--- start of SOURCE MATERIAL ---
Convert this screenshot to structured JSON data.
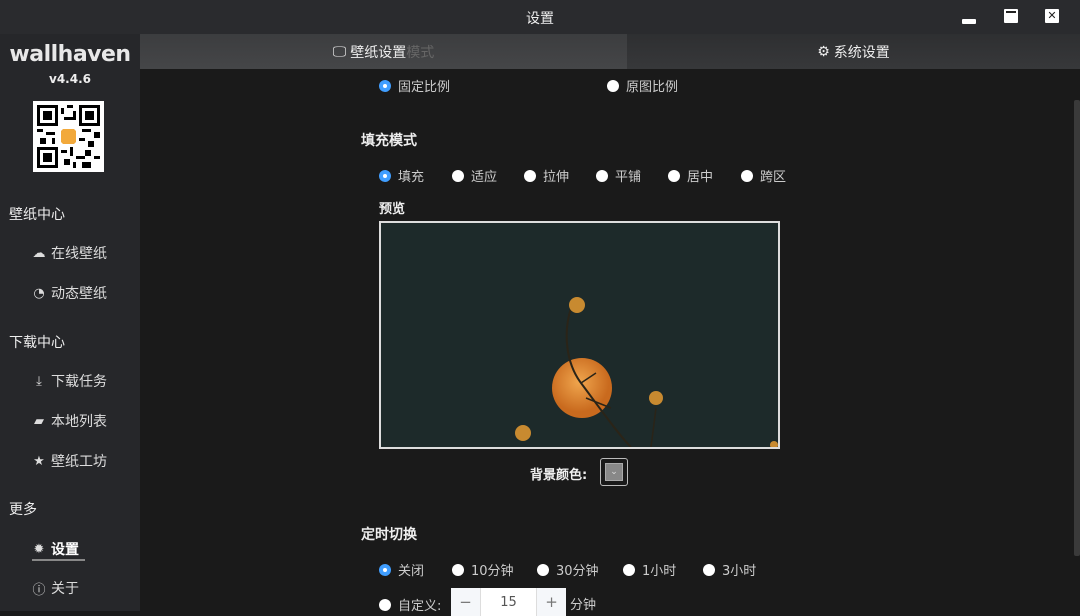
{
  "window": {
    "title": "设置"
  },
  "sidebar": {
    "logo": "wallhaven",
    "version": "v4.4.6",
    "sections": [
      {
        "label": "壁纸中心",
        "items": [
          {
            "label": "在线壁纸",
            "icon": "cloud-icon"
          },
          {
            "label": "动态壁纸",
            "icon": "gauge-icon"
          }
        ]
      },
      {
        "label": "下载中心",
        "items": [
          {
            "label": "下载任务",
            "icon": "download-icon"
          },
          {
            "label": "本地列表",
            "icon": "folder-icon"
          },
          {
            "label": "壁纸工坊",
            "icon": "sparkle-star-icon"
          }
        ]
      },
      {
        "label": "更多",
        "items": [
          {
            "label": "设置",
            "icon": "gear-icon",
            "active": true
          },
          {
            "label": "关于",
            "icon": "info-icon"
          }
        ]
      }
    ]
  },
  "tabs": [
    {
      "label": "壁纸设置",
      "icon": "monitor-icon",
      "active": true,
      "ghost": "模式"
    },
    {
      "label": "系统设置",
      "icon": "gear-icon"
    }
  ],
  "ratio": {
    "options": [
      "固定比例",
      "原图比例"
    ],
    "selected": "固定比例"
  },
  "fill_mode": {
    "title": "填充模式",
    "options": [
      "填充",
      "适应",
      "拉伸",
      "平铺",
      "居中",
      "跨区"
    ],
    "selected": "填充",
    "preview_label": "预览",
    "bg_color_label": "背景颜色:",
    "bg_color": "#888888"
  },
  "timer": {
    "title": "定时切换",
    "options": [
      "关闭",
      "10分钟",
      "30分钟",
      "1小时",
      "3小时"
    ],
    "selected": "关闭",
    "custom_label": "自定义:",
    "custom_value": "15",
    "minus": "−",
    "plus": "+",
    "unit": "分钟"
  },
  "colors": {
    "accent": "#409eff",
    "background": "#1a1a1a",
    "sidebar": "#26272a"
  }
}
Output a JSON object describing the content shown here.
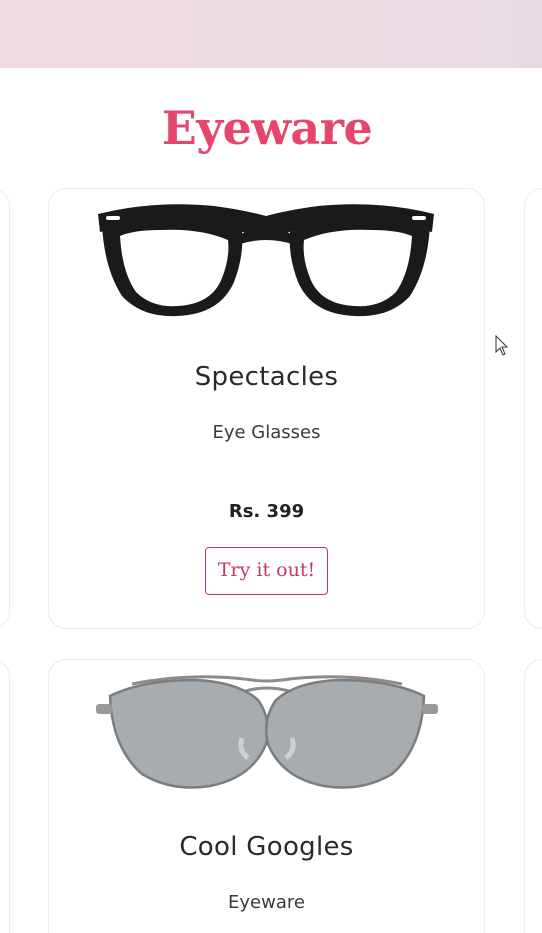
{
  "section": {
    "title": "Eyeware"
  },
  "colors": {
    "accent": "#e5466e",
    "button_border": "#c8375c",
    "banner": "#efdbe3"
  },
  "products": [
    {
      "name": "Spectacles",
      "subtitle": "Eye Glasses",
      "price": "Rs. 399",
      "button_label": "Try it out!",
      "image_icon": "black-frame-glasses-image"
    },
    {
      "name": "Cool Googles",
      "subtitle": "Eyeware",
      "image_icon": "aviator-sunglasses-image"
    }
  ]
}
--- end of SOURCE MATERIAL ---
-- EXERCISE --
Without including any picture, repeat the data exactly.

-- TASK RESPONSE --
Convert this screenshot to structured JSON data.
{
  "window": {
    "title": "设置"
  },
  "sidebar": {
    "logo": "wallhaven",
    "version": "v4.4.6",
    "sections": [
      {
        "label": "壁纸中心",
        "items": [
          {
            "label": "在线壁纸",
            "icon": "cloud-icon"
          },
          {
            "label": "动态壁纸",
            "icon": "gauge-icon"
          }
        ]
      },
      {
        "label": "下载中心",
        "items": [
          {
            "label": "下载任务",
            "icon": "download-icon"
          },
          {
            "label": "本地列表",
            "icon": "folder-icon"
          },
          {
            "label": "壁纸工坊",
            "icon": "sparkle-star-icon"
          }
        ]
      },
      {
        "label": "更多",
        "items": [
          {
            "label": "设置",
            "icon": "gear-icon",
            "active": true
          },
          {
            "label": "关于",
            "icon": "info-icon"
          }
        ]
      }
    ]
  },
  "tabs": [
    {
      "label": "壁纸设置",
      "icon": "monitor-icon",
      "active": true,
      "ghost": "模式"
    },
    {
      "label": "系统设置",
      "icon": "gear-icon"
    }
  ],
  "ratio": {
    "options": [
      "固定比例",
      "原图比例"
    ],
    "selected": "固定比例"
  },
  "fill_mode": {
    "title": "填充模式",
    "options": [
      "填充",
      "适应",
      "拉伸",
      "平铺",
      "居中",
      "跨区"
    ],
    "selected": "填充",
    "preview_label": "预览",
    "bg_color_label": "背景颜色:",
    "bg_color": "#888888"
  },
  "timer": {
    "title": "定时切换",
    "options": [
      "关闭",
      "10分钟",
      "30分钟",
      "1小时",
      "3小时"
    ],
    "selected": "关闭",
    "custom_label": "自定义:",
    "custom_value": "15",
    "minus": "−",
    "plus": "+",
    "unit": "分钟"
  },
  "colors": {
    "accent": "#409eff",
    "background": "#1a1a1a",
    "sidebar": "#26272a"
  }
}
Output a JSON object describing the content shown here.
{
  "section": {
    "title": "Eyeware"
  },
  "colors": {
    "accent": "#e5466e",
    "button_border": "#c8375c",
    "banner": "#efdbe3"
  },
  "products": [
    {
      "name": "Spectacles",
      "subtitle": "Eye Glasses",
      "price": "Rs. 399",
      "button_label": "Try it out!",
      "image_icon": "black-frame-glasses-image"
    },
    {
      "name": "Cool Googles",
      "subtitle": "Eyeware",
      "image_icon": "aviator-sunglasses-image"
    }
  ]
}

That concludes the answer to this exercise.